Raw records =
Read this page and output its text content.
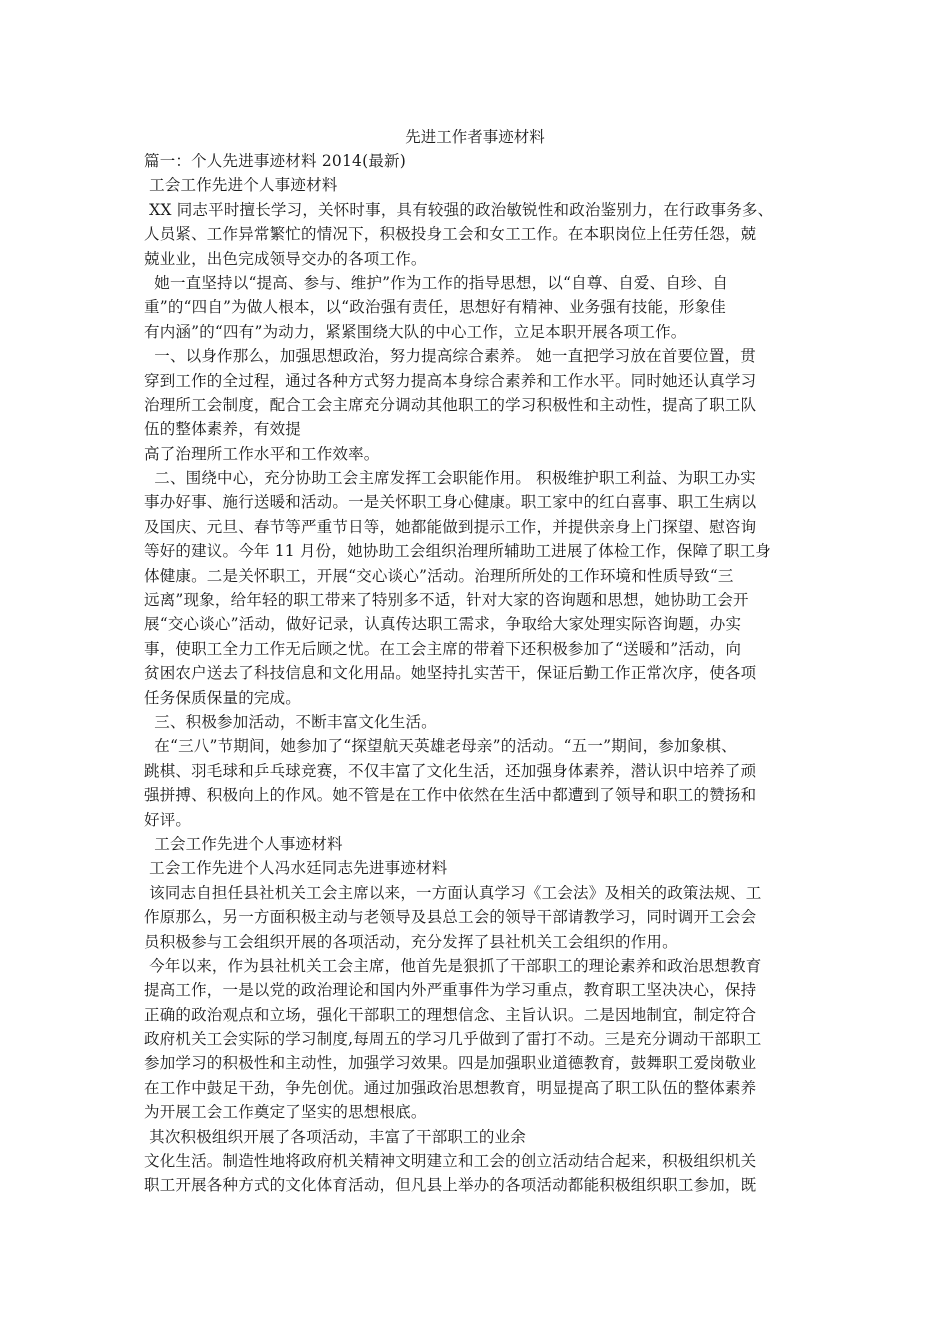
先进工作者事迹材料
篇一：个人先进事迹材料 2014(最新)
工会工作先进个人事迹材料
XX 同志平时擅长学习，关怀时事，具有较强的政治敏锐性和政治鉴别力，在行政事务多、
人员紧、工作异常繁忙的情况下，积极投身工会和女工工作。在本职岗位上任劳任怨，兢
兢业业，出色完成领导交办的各项工作。
她一直坚持以“提高、参与、维护”作为工作的指导思想，以“自尊、自爱、自珍、自
重”的“四自”为做人根本，以“政治强有责任，思想好有精神、业务强有技能，形象佳
有内涵”的“四有”为动力，紧紧围绕大队的中心工作，立足本职开展各项工作。
一、以身作那么，加强思想政治，努力提高综合素养。 她一直把学习放在首要位置，贯
穿到工作的全过程，通过各种方式努力提高本身综合素养和工作水平。同时她还认真学习
治理所工会制度，配合工会主席充分调动其他职工的学习积极性和主动性，提高了职工队
伍的整体素养，有效提
高了治理所工作水平和工作效率。
二、围绕中心，充分协助工会主席发挥工会职能作用。 积极维护职工利益、为职工办实
事办好事、施行送暖和活动。一是关怀职工身心健康。职工家中的红白喜事、职工生病以
及国庆、元旦、春节等严重节日等，她都能做到提示工作，并提供亲身上门探望、慰咨询
等好的建议。今年 11 月份，她协助工会组织治理所辅助工进展了体检工作，保障了职工身
体健康。二是关怀职工，开展“交心谈心”活动。治理所所处的工作环境和性质导致“三
远离”现象，给年轻的职工带来了特别多不适，针对大家的咨询题和思想，她协助工会开
展“交心谈心”活动，做好记录，认真传达职工需求，争取给大家处理实际咨询题，办实
事，使职工全力工作无后顾之忧。在工会主席的带着下还积极参加了“送暖和”活动，向
贫困农户送去了科技信息和文化用品。她坚持扎实苦干，保证后勤工作正常次序，使各项
任务保质保量的完成。
三、积极参加活动，不断丰富文化生活。
在“三八”节期间，她参加了“探望航天英雄老母亲”的活动。“五一”期间，参加象棋、
跳棋、羽毛球和乒乓球竞赛，不仅丰富了文化生活，还加强身体素养，潜认识中培养了顽
强拼搏、积极向上的作风。她不管是在工作中依然在生活中都遭到了领导和职工的赞扬和
好评。
工会工作先进个人事迹材料
工会工作先进个人冯水廷同志先进事迹材料
该同志自担任县社机关工会主席以来，一方面认真学习《工会法》及相关的政策法规、工
作原那么，另一方面积极主动与老领导及县总工会的领导干部请教学习，同时调开工会会
员积极参与工会组织开展的各项活动，充分发挥了县社机关工会组织的作用。
今年以来，作为县社机关工会主席，他首先是狠抓了干部职工的理论素养和政治思想教育
提高工作，一是以党的政治理论和国内外严重事件为学习重点，教育职工坚决决心，保持
正确的政治观点和立场，强化干部职工的理想信念、主旨认识。二是因地制宜，制定符合
政府机关工会实际的学习制度,每周五的学习几乎做到了雷打不动。三是充分调动干部职工
参加学习的积极性和主动性，加强学习效果。四是加强职业道德教育，鼓舞职工爱岗敬业
在工作中鼓足干劲，争先创优。通过加强政治思想教育，明显提高了职工队伍的整体素养
为开展工会工作奠定了坚实的思想根底。
其次积极组织开展了各项活动，丰富了干部职工的业余
文化生活。制造性地将政府机关精神文明建立和工会的创立活动结合起来，积极组织机关
职工开展各种方式的文化体育活动，但凡县上举办的各项活动都能积极组织职工参加，既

Exercise =
Reproduce the records above exactly, leaving out every picture they contain.

Answer to this problem =
Read this page and output its text content.
先进工作者事迹材料
篇一：个人先进事迹材料 2014(最新)
工会工作先进个人事迹材料
XX 同志平时擅长学习，关怀时事，具有较强的政治敏锐性和政治鉴别力，在行政事务多、
人员紧、工作异常繁忙的情况下，积极投身工会和女工工作。在本职岗位上任劳任怨，兢
兢业业，出色完成领导交办的各项工作。
她一直坚持以“提高、参与、维护”作为工作的指导思想，以“自尊、自爱、自珍、自
重”的“四自”为做人根本，以“政治强有责任，思想好有精神、业务强有技能，形象佳
有内涵”的“四有”为动力，紧紧围绕大队的中心工作，立足本职开展各项工作。
一、以身作那么，加强思想政治，努力提高综合素养。 她一直把学习放在首要位置，贯
穿到工作的全过程，通过各种方式努力提高本身综合素养和工作水平。同时她还认真学习
治理所工会制度，配合工会主席充分调动其他职工的学习积极性和主动性，提高了职工队
伍的整体素养，有效提
高了治理所工作水平和工作效率。
二、围绕中心，充分协助工会主席发挥工会职能作用。 积极维护职工利益、为职工办实
事办好事、施行送暖和活动。一是关怀职工身心健康。职工家中的红白喜事、职工生病以
及国庆、元旦、春节等严重节日等，她都能做到提示工作，并提供亲身上门探望、慰咨询
等好的建议。今年 11 月份，她协助工会组织治理所辅助工进展了体检工作，保障了职工身
体健康。二是关怀职工，开展“交心谈心”活动。治理所所处的工作环境和性质导致“三
远离”现象，给年轻的职工带来了特别多不适，针对大家的咨询题和思想，她协助工会开
展“交心谈心”活动，做好记录，认真传达职工需求，争取给大家处理实际咨询题，办实
事，使职工全力工作无后顾之忧。在工会主席的带着下还积极参加了“送暖和”活动，向
贫困农户送去了科技信息和文化用品。她坚持扎实苦干，保证后勤工作正常次序，使各项
任务保质保量的完成。
三、积极参加活动，不断丰富文化生活。
在“三八”节期间，她参加了“探望航天英雄老母亲”的活动。“五一”期间，参加象棋、
跳棋、羽毛球和乒乓球竞赛，不仅丰富了文化生活，还加强身体素养，潜认识中培养了顽
强拼搏、积极向上的作风。她不管是在工作中依然在生活中都遭到了领导和职工的赞扬和
好评。
工会工作先进个人事迹材料
工会工作先进个人冯水廷同志先进事迹材料
该同志自担任县社机关工会主席以来，一方面认真学习《工会法》及相关的政策法规、工
作原那么，另一方面积极主动与老领导及县总工会的领导干部请教学习，同时调开工会会
员积极参与工会组织开展的各项活动，充分发挥了县社机关工会组织的作用。
今年以来，作为县社机关工会主席，他首先是狠抓了干部职工的理论素养和政治思想教育
提高工作，一是以党的政治理论和国内外严重事件为学习重点，教育职工坚决决心，保持
正确的政治观点和立场，强化干部职工的理想信念、主旨认识。二是因地制宜，制定符合
政府机关工会实际的学习制度,每周五的学习几乎做到了雷打不动。三是充分调动干部职工
参加学习的积极性和主动性，加强学习效果。四是加强职业道德教育，鼓舞职工爱岗敬业
在工作中鼓足干劲，争先创优。通过加强政治思想教育，明显提高了职工队伍的整体素养
为开展工会工作奠定了坚实的思想根底。
其次积极组织开展了各项活动，丰富了干部职工的业余
文化生活。制造性地将政府机关精神文明建立和工会的创立活动结合起来，积极组织机关
职工开展各种方式的文化体育活动，但凡县上举办的各项活动都能积极组织职工参加，既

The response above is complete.